● **TASK OBJECTIVE**
For each line below that contains the string "превышала", copy that line.

#####

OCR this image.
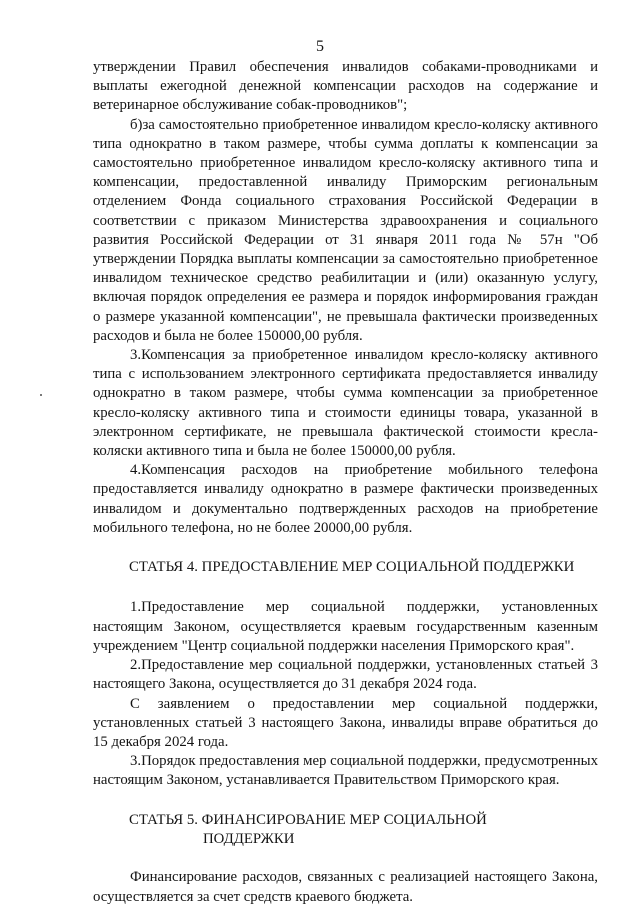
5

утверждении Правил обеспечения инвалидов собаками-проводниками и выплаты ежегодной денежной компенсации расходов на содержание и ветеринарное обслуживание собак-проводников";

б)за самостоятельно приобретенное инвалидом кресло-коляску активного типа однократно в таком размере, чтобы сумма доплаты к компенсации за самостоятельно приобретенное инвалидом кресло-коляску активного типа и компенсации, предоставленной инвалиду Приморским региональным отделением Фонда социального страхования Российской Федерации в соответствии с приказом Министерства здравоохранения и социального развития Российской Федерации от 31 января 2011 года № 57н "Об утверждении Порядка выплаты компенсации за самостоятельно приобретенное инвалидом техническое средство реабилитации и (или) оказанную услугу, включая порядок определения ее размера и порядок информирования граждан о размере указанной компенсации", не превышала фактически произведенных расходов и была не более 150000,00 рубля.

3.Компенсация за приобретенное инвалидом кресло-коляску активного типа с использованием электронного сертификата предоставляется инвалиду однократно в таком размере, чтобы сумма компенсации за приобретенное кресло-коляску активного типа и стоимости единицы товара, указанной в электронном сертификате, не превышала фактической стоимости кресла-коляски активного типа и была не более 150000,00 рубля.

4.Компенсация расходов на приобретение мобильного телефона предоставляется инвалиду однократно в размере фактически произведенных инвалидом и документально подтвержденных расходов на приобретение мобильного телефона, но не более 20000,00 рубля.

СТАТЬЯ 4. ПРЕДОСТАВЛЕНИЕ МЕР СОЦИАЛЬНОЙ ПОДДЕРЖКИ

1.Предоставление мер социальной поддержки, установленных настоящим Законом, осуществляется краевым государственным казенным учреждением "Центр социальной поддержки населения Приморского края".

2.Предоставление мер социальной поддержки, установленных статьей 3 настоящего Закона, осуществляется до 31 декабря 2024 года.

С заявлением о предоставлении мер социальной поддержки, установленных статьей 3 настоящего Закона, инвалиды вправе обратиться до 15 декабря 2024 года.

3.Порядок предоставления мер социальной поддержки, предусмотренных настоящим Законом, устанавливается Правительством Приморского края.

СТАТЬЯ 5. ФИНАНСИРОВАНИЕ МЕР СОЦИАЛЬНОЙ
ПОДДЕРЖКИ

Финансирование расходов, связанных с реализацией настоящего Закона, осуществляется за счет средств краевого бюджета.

#####

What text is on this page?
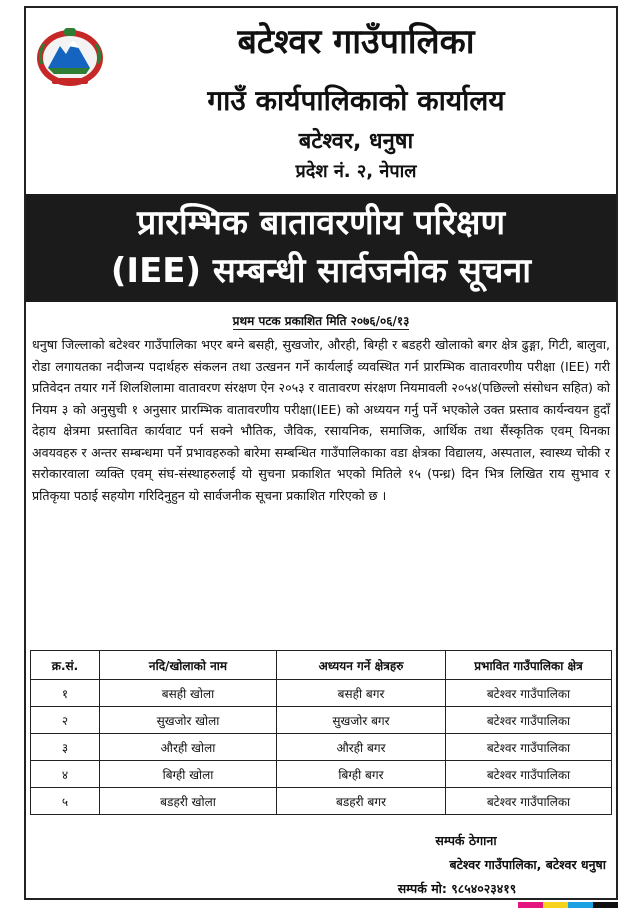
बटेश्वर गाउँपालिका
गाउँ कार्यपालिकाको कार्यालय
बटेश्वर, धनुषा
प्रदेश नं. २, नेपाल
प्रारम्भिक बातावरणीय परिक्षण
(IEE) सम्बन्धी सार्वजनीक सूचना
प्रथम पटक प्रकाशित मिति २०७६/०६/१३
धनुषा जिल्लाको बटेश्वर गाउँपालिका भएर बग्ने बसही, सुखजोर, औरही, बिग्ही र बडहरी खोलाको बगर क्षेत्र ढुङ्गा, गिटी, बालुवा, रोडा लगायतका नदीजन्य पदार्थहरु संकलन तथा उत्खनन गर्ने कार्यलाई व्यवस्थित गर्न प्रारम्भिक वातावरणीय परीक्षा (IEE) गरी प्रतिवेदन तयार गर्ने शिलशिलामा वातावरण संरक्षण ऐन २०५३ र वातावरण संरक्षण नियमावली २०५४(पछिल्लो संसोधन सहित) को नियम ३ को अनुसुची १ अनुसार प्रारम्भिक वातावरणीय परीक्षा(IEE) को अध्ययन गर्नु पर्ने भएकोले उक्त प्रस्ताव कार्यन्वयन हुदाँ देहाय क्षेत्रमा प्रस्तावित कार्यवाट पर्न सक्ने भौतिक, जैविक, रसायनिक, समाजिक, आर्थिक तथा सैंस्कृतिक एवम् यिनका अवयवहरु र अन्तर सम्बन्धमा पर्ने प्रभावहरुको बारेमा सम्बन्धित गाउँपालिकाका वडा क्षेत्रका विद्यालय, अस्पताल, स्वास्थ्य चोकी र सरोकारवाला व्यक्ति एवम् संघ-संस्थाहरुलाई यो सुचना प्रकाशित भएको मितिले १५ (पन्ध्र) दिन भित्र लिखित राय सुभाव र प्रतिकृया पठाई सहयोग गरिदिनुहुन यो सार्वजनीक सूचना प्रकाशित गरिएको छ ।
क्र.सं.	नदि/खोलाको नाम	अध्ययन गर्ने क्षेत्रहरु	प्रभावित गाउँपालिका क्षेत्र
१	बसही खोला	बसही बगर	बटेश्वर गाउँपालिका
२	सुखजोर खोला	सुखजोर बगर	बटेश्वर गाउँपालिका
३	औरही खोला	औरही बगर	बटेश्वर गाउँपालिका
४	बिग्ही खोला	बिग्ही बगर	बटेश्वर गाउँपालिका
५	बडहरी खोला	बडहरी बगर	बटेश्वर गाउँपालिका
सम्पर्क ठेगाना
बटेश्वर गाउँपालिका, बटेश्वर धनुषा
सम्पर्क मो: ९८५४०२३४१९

#####

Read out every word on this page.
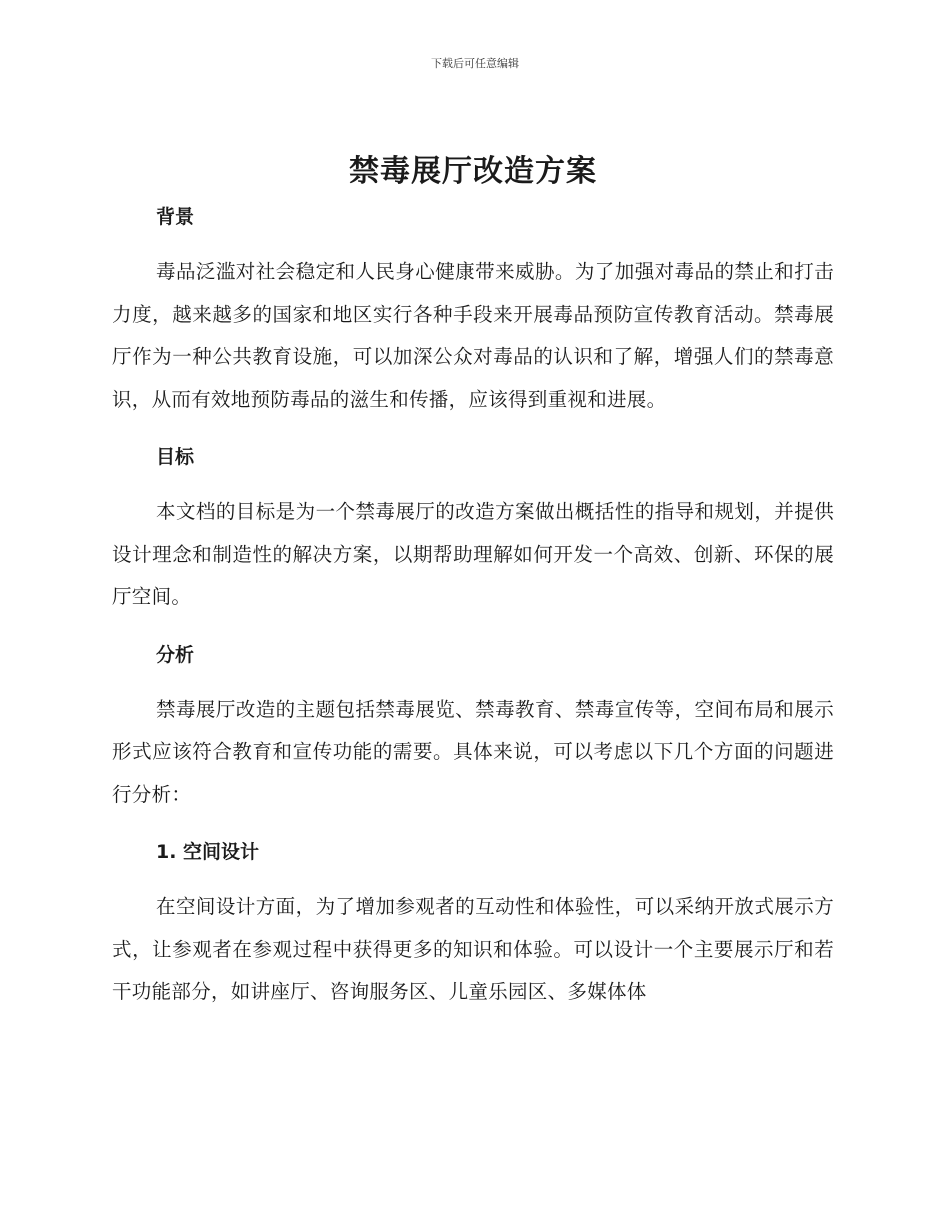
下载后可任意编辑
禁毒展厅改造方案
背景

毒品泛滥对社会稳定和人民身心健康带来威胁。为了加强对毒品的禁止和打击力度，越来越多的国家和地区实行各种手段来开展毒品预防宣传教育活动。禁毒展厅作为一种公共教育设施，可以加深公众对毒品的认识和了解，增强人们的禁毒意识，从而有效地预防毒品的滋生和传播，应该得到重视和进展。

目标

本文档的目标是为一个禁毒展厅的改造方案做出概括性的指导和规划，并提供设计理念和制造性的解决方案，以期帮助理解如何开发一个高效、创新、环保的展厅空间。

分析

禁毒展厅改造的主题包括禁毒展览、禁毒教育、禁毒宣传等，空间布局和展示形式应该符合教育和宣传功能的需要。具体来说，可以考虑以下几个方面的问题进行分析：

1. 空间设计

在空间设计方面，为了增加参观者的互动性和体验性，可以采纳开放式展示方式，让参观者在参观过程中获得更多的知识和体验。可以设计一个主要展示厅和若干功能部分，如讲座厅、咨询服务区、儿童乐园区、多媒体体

#####

● **RESULT**
б)за самостоятельно приобретенное инвалидом кресло-коляску активного типа однократно в таком размере, чтобы сумма доплаты к компенсации за самостоятельно приобретенное инвалидом кресло-коляску активного типа и компенсации, предоставленной инвалиду Приморским региональным отделением Фонда социального страхования Российской Федерации в соответствии с приказом Министерства здравоохранения и социального развития Российской Федерации от 31 января 2011 года № 57н "Об утверждении Порядка выплаты компенсации за самостоятельно приобретенное инвалидом техническое средство реабилитации и (или) оказанную услугу, включая порядок определения ее размера и порядок информирования граждан о размере указанной компенсации", не превышала фактически произведенных расходов и была не более 150000,00 рубля.
3.Компенсация за приобретенное инвалидом кресло-коляску активного типа с использованием электронного сертификата предоставляется инвалиду однократно в таком размере, чтобы сумма компенсации за приобретенное кресло-коляску активного типа и стоимости единицы товара, указанной в электронном сертификате, не превышала фактической стоимости кресла-коляски активного типа и была не более 150000,00 рубля.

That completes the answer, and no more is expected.